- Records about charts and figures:
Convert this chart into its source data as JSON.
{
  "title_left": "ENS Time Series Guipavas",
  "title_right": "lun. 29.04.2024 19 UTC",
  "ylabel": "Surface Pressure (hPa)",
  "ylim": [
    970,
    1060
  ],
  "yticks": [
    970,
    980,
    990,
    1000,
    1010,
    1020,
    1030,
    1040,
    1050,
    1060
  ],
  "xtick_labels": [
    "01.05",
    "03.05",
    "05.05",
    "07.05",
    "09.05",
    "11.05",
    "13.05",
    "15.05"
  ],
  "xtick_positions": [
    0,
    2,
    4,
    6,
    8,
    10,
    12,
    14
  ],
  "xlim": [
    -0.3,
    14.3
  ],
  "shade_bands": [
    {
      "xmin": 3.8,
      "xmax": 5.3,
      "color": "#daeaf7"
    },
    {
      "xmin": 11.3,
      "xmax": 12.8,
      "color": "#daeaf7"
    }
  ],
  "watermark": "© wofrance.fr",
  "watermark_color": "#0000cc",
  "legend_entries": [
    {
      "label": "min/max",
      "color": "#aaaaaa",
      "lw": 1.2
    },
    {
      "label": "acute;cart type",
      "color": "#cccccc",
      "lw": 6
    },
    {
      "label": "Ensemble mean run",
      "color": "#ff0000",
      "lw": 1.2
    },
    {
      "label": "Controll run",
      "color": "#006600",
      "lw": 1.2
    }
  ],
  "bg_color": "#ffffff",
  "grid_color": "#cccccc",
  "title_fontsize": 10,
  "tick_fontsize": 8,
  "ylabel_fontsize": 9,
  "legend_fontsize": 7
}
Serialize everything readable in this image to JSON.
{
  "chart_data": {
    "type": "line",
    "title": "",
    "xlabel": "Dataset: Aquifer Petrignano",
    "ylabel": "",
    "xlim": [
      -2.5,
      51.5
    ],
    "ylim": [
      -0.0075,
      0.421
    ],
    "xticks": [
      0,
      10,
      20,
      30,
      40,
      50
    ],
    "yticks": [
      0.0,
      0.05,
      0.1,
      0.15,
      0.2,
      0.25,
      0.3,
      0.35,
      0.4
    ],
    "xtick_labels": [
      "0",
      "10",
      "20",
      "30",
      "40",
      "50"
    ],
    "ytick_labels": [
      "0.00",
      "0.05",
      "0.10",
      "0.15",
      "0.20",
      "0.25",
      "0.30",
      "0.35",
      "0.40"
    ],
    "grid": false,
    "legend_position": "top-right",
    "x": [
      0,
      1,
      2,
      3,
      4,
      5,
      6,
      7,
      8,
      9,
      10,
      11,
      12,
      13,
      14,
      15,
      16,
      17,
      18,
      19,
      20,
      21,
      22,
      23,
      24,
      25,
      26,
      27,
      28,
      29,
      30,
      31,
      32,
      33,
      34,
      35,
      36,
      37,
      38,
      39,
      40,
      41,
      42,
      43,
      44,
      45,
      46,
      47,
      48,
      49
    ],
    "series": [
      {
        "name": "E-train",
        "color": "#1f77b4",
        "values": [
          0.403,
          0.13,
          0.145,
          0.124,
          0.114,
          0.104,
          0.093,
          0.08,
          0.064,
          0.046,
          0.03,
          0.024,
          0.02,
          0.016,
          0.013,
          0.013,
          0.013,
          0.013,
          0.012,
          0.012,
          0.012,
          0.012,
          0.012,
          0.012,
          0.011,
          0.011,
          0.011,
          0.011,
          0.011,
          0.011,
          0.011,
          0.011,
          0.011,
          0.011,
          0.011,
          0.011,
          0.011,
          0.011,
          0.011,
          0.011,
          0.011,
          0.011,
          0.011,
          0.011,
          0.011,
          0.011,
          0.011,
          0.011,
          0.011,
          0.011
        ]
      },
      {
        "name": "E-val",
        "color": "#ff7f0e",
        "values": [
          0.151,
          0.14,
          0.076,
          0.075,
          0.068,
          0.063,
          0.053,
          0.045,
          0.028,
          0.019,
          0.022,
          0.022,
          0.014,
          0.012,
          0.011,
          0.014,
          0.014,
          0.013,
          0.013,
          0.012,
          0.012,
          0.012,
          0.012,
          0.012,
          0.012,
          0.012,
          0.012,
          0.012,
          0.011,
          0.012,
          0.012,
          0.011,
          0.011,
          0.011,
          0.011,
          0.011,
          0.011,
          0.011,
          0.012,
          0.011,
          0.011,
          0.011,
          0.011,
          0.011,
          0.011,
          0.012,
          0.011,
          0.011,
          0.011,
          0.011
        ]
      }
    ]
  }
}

- The exercise: Nothing should be changed: write out all of the data as is.

- Exercise output:
Convert this chart into its source data as JSON.
{
  "title_left": "ENS Time Series Guipavas",
  "title_right": "lun. 29.04.2024 19 UTC",
  "ylabel": "Surface Pressure (hPa)",
  "ylim": [
    970,
    1060
  ],
  "yticks": [
    970,
    980,
    990,
    1000,
    1010,
    1020,
    1030,
    1040,
    1050,
    1060
  ],
  "xtick_labels": [
    "01.05",
    "03.05",
    "05.05",
    "07.05",
    "09.05",
    "11.05",
    "13.05",
    "15.05"
  ],
  "xtick_positions": [
    0,
    2,
    4,
    6,
    8,
    10,
    12,
    14
  ],
  "xlim": [
    -0.3,
    14.3
  ],
  "shade_bands": [
    {
      "xmin": 3.8,
      "xmax": 5.3,
      "color": "#daeaf7"
    },
    {
      "xmin": 11.3,
      "xmax": 12.8,
      "color": "#daeaf7"
    }
  ],
  "watermark": "© wofrance.fr",
  "watermark_color": "#0000cc",
  "legend_entries": [
    {
      "label": "min/max",
      "color": "#aaaaaa",
      "lw": 1.2
    },
    {
      "label": "acute;cart type",
      "color": "#cccccc",
      "lw": 6
    },
    {
      "label": "Ensemble mean run",
      "color": "#ff0000",
      "lw": 1.2
    },
    {
      "label": "Controll run",
      "color": "#006600",
      "lw": 1.2
    }
  ],
  "bg_color": "#ffffff",
  "grid_color": "#cccccc",
  "title_fontsize": 10,
  "tick_fontsize": 8,
  "ylabel_fontsize": 9,
  "legend_fontsize": 7
}
Serialize everything readable in this image to JSON.
{
  "chart_data": {
    "type": "line",
    "title": "",
    "xlabel": "Dataset: Aquifer Petrignano",
    "ylabel": "",
    "xlim": [
      -2.5,
      51.5
    ],
    "ylim": [
      -0.0075,
      0.421
    ],
    "xticks": [
      0,
      10,
      20,
      30,
      40,
      50
    ],
    "yticks": [
      0.0,
      0.05,
      0.1,
      0.15,
      0.2,
      0.25,
      0.3,
      0.35,
      0.4
    ],
    "xtick_labels": [
      "0",
      "10",
      "20",
      "30",
      "40",
      "50"
    ],
    "ytick_labels": [
      "0.00",
      "0.05",
      "0.10",
      "0.15",
      "0.20",
      "0.25",
      "0.30",
      "0.35",
      "0.40"
    ],
    "grid": false,
    "legend_position": "top-right",
    "x": [
      0,
      1,
      2,
      3,
      4,
      5,
      6,
      7,
      8,
      9,
      10,
      11,
      12,
      13,
      14,
      15,
      16,
      17,
      18,
      19,
      20,
      21,
      22,
      23,
      24,
      25,
      26,
      27,
      28,
      29,
      30,
      31,
      32,
      33,
      34,
      35,
      36,
      37,
      38,
      39,
      40,
      41,
      42,
      43,
      44,
      45,
      46,
      47,
      48,
      49
    ],
    "series": [
      {
        "name": "E-train",
        "color": "#1f77b4",
        "values": [
          0.403,
          0.13,
          0.145,
          0.124,
          0.114,
          0.104,
          0.093,
          0.08,
          0.064,
          0.046,
          0.03,
          0.024,
          0.02,
          0.016,
          0.013,
          0.013,
          0.013,
          0.013,
          0.012,
          0.012,
          0.012,
          0.012,
          0.012,
          0.012,
          0.011,
          0.011,
          0.011,
          0.011,
          0.011,
          0.011,
          0.011,
          0.011,
          0.011,
          0.011,
          0.011,
          0.011,
          0.011,
          0.011,
          0.011,
          0.011,
          0.011,
          0.011,
          0.011,
          0.011,
          0.011,
          0.011,
          0.011,
          0.011,
          0.011,
          0.011
        ]
      },
      {
        "name": "E-val",
        "color": "#ff7f0e",
        "values": [
          0.151,
          0.14,
          0.076,
          0.075,
          0.068,
          0.063,
          0.053,
          0.045,
          0.028,
          0.019,
          0.022,
          0.022,
          0.014,
          0.012,
          0.011,
          0.014,
          0.014,
          0.013,
          0.013,
          0.012,
          0.012,
          0.012,
          0.012,
          0.012,
          0.012,
          0.012,
          0.012,
          0.012,
          0.011,
          0.012,
          0.012,
          0.011,
          0.011,
          0.011,
          0.011,
          0.011,
          0.011,
          0.011,
          0.012,
          0.011,
          0.011,
          0.011,
          0.011,
          0.011,
          0.011,
          0.012,
          0.011,
          0.011,
          0.011,
          0.011
        ]
      }
    ]
  }
}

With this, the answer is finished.